#### GIVEN PROBLEM:
Collect all lines from the records below that include the word "基础知识".

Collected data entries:
• • • •

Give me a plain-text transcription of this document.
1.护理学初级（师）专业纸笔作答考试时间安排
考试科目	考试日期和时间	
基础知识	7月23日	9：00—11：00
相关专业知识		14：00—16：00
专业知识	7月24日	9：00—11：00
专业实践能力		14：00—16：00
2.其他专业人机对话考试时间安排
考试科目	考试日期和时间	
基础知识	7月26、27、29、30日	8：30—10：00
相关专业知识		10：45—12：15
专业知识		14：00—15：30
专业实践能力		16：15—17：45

• • • •

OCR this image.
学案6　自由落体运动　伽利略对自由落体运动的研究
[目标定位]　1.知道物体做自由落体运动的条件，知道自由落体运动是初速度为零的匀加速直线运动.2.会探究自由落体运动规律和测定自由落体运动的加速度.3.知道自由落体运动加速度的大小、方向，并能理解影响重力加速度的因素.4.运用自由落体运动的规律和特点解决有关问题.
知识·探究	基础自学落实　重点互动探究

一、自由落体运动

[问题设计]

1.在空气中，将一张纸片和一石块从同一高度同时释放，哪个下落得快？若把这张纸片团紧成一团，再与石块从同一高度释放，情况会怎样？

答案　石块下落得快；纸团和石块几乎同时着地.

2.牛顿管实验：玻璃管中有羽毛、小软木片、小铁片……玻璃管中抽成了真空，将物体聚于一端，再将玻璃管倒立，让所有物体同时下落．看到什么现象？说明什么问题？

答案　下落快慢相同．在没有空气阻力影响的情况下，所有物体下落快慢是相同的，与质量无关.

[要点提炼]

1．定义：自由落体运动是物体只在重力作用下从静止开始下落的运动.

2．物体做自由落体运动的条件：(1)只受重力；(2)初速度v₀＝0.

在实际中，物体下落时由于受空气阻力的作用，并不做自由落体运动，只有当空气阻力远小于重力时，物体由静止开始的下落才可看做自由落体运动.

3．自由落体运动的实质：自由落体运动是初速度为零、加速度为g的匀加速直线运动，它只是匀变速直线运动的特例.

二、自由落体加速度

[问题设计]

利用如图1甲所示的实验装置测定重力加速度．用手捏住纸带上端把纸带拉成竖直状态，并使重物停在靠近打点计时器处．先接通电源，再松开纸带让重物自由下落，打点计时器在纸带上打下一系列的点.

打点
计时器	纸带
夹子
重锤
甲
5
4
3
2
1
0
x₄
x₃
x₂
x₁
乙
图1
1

• • • •

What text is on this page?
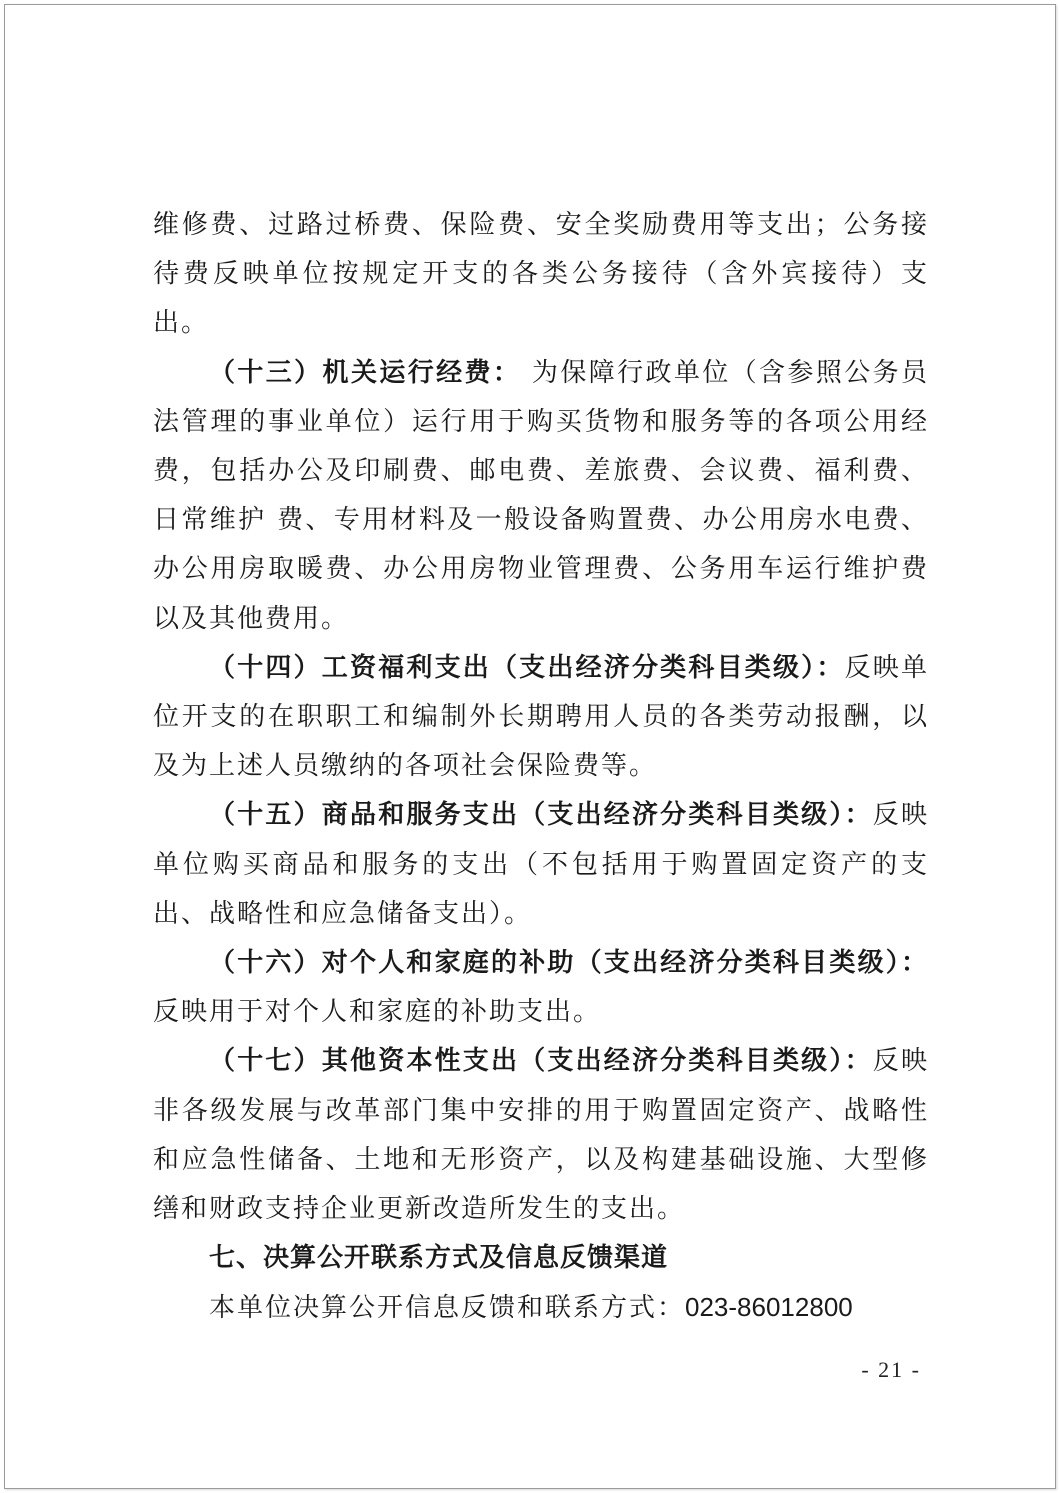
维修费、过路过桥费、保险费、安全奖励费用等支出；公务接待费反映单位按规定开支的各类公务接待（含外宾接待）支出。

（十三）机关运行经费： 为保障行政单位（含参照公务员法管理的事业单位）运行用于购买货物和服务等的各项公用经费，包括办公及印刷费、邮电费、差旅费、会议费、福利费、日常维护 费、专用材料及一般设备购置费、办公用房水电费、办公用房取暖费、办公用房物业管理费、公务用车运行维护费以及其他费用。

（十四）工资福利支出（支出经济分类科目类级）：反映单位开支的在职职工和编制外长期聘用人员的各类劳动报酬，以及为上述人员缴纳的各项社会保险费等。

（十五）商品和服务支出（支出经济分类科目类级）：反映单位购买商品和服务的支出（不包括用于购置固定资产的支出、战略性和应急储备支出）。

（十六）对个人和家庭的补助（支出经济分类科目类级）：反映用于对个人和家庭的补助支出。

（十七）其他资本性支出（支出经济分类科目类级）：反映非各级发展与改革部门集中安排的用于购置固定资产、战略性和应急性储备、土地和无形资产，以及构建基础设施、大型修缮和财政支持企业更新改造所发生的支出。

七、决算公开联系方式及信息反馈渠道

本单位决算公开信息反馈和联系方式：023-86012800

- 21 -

• • • •

#### RESULT BELOW:
基础知识	7月23日	9：00—11：00
基础知识	7月26、27、29、30日	8：30—10：00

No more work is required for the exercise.